::: RECORD EXTRACTS :::

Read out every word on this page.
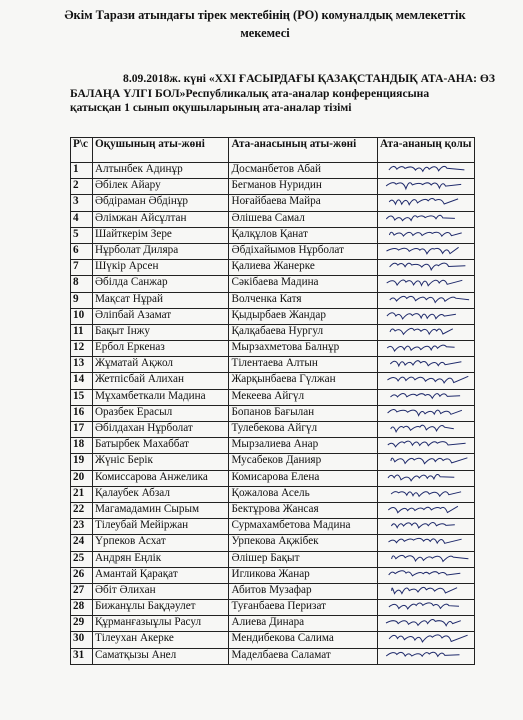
Әкім Тарази атындағы тірек мектебінің (РО) комуналдық мемлекеттік
мекемесі
8.09.2018ж. күні «XXI ҒАСЫРДАҒЫ ҚАЗАҚСТАНДЫҚ АТА-АНА: ӨЗ
БАЛАҢА ҮЛГІ БОЛ»Республикалық ата-аналар конференциясына
қатысқан 1 сынып оқушыларының ата-аналар тізімі
Р\с	Оқушының аты-жөні	Ата-анасының аты-жөні	Ата-ананың қолы
1	Алтынбек Адинұр	Досманбетов Абай	

2	Әбілек Айару	Бегманов Нуридин	

3	Әбдіраман Әбдінұр	Ноғайбаева Майра	

4	Әлімжан Айсұлтан	Әлішева Самал	

5	Шайткерім Зере	Қалқұлов Қанат	

6	Нұрболат Диляра	Әбдіхайымов Нұрболат	

7	Шүкір Арсен	Қалиева Жанерке	

8	Әбілда Санжар	Сәкібаева Мадина	

9	Мақсат Нұрай	Волченка Катя	

10	Әліпбай Азамат	Қыдырбаев Жандар	

11	Бақыт Інжу	Қалқабаева Нургул	

12	Ербол Еркеназ	Мырзахметова Балнұр	

13	Жұматай Ақжол	Тілентаева Алтын	

14	Жетпісбай Алихан	Жарқынбаева Гүлжан	

15	Мұхамбеткали Мадина	Мекеева Айгүл	

16	Оразбек Ерасыл	Бопанов Бағылан	

17	Әбілдахан Нұрболат	Тулебекова Айгүл	

18	Батырбек Махаббат	Мырзалиева Анар	

19	Жүніс Берік	Мусабеков Данияр	

20	Комиссарова Анжелика	Комисарова Елена	

21	Қалаубек Абзал	Қожалова Асель	

22	Магамадамин Сырым	Бектұрова Жансая	

23	Тілеубай Мейіржан	Сурмахамбетова Мадина	

24	Үрпеков Асхат	Урпекова Ақжібек	

25	Андрян Еңлік	Әлішер Бақыт	

26	Амантай Қарақат	Игликова Жанар	

27	Әбіт Әлихан	Абитов Музафар	

28	Бижанұлы Бақдәулет	Туғанбаева Перизат	

29	Құрманғазыұлы Расул	Алиева Динара	

30	Тілеухан Акерке	Мендибекова Салима	

31	Саматқызы Анел	Маделбаева Саламат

:::

REQUIREMENTS: Retype the records exactly. Any image in them should not appear in what you write.

RESULT FOR THIS EXERCISE:
Read out every word on this page.
Әкім Тарази атындағы тірек мектебінің (РО) комуналдық мемлекеттік
мекемесі
8.09.2018ж. күні «XXI ҒАСЫРДАҒЫ ҚАЗАҚСТАНДЫҚ АТА-АНА: ӨЗ
БАЛАҢА ҮЛГІ БОЛ»Республикалық ата-аналар конференциясына
қатысқан 1 сынып оқушыларының ата-аналар тізімі
Р\с	Оқушының аты-жөні	Ата-анасының аты-жөні	Ата-ананың қолы
1	Алтынбек Адинұр	Досманбетов Абай	

2	Әбілек Айару	Бегманов Нуридин	

3	Әбдіраман Әбдінұр	Ноғайбаева Майра	

4	Әлімжан Айсұлтан	Әлішева Самал	

5	Шайткерім Зере	Қалқұлов Қанат	

6	Нұрболат Диляра	Әбдіхайымов Нұрболат	

7	Шүкір Арсен	Қалиева Жанерке	

8	Әбілда Санжар	Сәкібаева Мадина	

9	Мақсат Нұрай	Волченка Катя	

10	Әліпбай Азамат	Қыдырбаев Жандар	

11	Бақыт Інжу	Қалқабаева Нургул	

12	Ербол Еркеназ	Мырзахметова Балнұр	

13	Жұматай Ақжол	Тілентаева Алтын	

14	Жетпісбай Алихан	Жарқынбаева Гүлжан	

15	Мұхамбеткали Мадина	Мекеева Айгүл	

16	Оразбек Ерасыл	Бопанов Бағылан	

17	Әбілдахан Нұрболат	Тулебекова Айгүл	

18	Батырбек Махаббат	Мырзалиева Анар	

19	Жүніс Берік	Мусабеков Данияр	

20	Комиссарова Анжелика	Комисарова Елена	

21	Қалаубек Абзал	Қожалова Асель	

22	Магамадамин Сырым	Бектұрова Жансая	

23	Тілеубай Мейіржан	Сурмахамбетова Мадина	

24	Үрпеков Асхат	Урпекова Ақжібек	

25	Андрян Еңлік	Әлішер Бақыт	

26	Амантай Қарақат	Игликова Жанар	

27	Әбіт Әлихан	Абитов Музафар	

28	Бижанұлы Бақдәулет	Туғанбаева Перизат	

29	Құрманғазыұлы Расул	Алиева Динара	

30	Тілеухан Акерке	Мендибекова Салима	

31	Саматқызы Анел	Маделбаева Саламат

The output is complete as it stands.